> SET EXERCISE
Type out the material below exactly.

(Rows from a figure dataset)
>>>>>

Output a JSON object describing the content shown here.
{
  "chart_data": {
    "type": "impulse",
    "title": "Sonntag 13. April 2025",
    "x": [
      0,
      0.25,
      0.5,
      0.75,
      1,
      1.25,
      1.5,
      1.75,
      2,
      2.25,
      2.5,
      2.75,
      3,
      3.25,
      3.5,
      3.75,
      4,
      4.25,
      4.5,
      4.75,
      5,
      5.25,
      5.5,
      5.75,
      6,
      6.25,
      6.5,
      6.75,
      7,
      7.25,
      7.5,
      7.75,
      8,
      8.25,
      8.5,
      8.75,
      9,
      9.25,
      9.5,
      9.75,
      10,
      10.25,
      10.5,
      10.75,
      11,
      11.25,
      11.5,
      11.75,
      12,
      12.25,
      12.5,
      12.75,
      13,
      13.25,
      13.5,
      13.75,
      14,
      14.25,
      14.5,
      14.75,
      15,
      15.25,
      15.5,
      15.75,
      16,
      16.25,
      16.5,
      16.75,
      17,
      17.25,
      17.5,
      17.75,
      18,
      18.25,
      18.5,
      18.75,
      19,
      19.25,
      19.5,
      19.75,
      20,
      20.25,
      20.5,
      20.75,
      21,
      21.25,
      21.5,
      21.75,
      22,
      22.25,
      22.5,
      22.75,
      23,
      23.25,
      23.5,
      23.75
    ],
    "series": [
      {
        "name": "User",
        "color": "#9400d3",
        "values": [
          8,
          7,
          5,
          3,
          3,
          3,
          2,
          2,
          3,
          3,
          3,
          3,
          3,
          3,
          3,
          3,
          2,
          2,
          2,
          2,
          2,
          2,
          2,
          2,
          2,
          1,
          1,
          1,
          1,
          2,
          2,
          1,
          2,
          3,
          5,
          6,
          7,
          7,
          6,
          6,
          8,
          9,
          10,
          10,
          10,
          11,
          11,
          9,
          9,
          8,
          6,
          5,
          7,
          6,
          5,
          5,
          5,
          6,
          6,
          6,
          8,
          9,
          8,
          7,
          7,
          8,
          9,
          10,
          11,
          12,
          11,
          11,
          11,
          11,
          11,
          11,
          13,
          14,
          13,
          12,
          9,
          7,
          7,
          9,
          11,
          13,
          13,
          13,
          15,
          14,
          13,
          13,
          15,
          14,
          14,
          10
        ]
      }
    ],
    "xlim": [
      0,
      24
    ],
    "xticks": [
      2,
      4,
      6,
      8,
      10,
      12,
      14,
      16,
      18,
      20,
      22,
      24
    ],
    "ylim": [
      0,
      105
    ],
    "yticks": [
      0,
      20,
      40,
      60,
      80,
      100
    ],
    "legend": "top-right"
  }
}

<<<<<

> ANSWER TO THE EXERCISE
Output a JSON object describing the content shown here.
{
  "chart_data": {
    "type": "impulse",
    "title": "Sonntag 13. April 2025",
    "x": [
      0,
      0.25,
      0.5,
      0.75,
      1,
      1.25,
      1.5,
      1.75,
      2,
      2.25,
      2.5,
      2.75,
      3,
      3.25,
      3.5,
      3.75,
      4,
      4.25,
      4.5,
      4.75,
      5,
      5.25,
      5.5,
      5.75,
      6,
      6.25,
      6.5,
      6.75,
      7,
      7.25,
      7.5,
      7.75,
      8,
      8.25,
      8.5,
      8.75,
      9,
      9.25,
      9.5,
      9.75,
      10,
      10.25,
      10.5,
      10.75,
      11,
      11.25,
      11.5,
      11.75,
      12,
      12.25,
      12.5,
      12.75,
      13,
      13.25,
      13.5,
      13.75,
      14,
      14.25,
      14.5,
      14.75,
      15,
      15.25,
      15.5,
      15.75,
      16,
      16.25,
      16.5,
      16.75,
      17,
      17.25,
      17.5,
      17.75,
      18,
      18.25,
      18.5,
      18.75,
      19,
      19.25,
      19.5,
      19.75,
      20,
      20.25,
      20.5,
      20.75,
      21,
      21.25,
      21.5,
      21.75,
      22,
      22.25,
      22.5,
      22.75,
      23,
      23.25,
      23.5,
      23.75
    ],
    "series": [
      {
        "name": "User",
        "color": "#9400d3",
        "values": [
          8,
          7,
          5,
          3,
          3,
          3,
          2,
          2,
          3,
          3,
          3,
          3,
          3,
          3,
          3,
          3,
          2,
          2,
          2,
          2,
          2,
          2,
          2,
          2,
          2,
          1,
          1,
          1,
          1,
          2,
          2,
          1,
          2,
          3,
          5,
          6,
          7,
          7,
          6,
          6,
          8,
          9,
          10,
          10,
          10,
          11,
          11,
          9,
          9,
          8,
          6,
          5,
          7,
          6,
          5,
          5,
          5,
          6,
          6,
          6,
          8,
          9,
          8,
          7,
          7,
          8,
          9,
          10,
          11,
          12,
          11,
          11,
          11,
          11,
          11,
          11,
          13,
          14,
          13,
          12,
          9,
          7,
          7,
          9,
          11,
          13,
          13,
          13,
          15,
          14,
          13,
          13,
          15,
          14,
          14,
          10
        ]
      }
    ],
    "xlim": [
      0,
      24
    ],
    "xticks": [
      2,
      4,
      6,
      8,
      10,
      12,
      14,
      16,
      18,
      20,
      22,
      24
    ],
    "ylim": [
      0,
      105
    ],
    "yticks": [
      0,
      20,
      40,
      60,
      80,
      100
    ],
    "legend": "top-right"
  }
}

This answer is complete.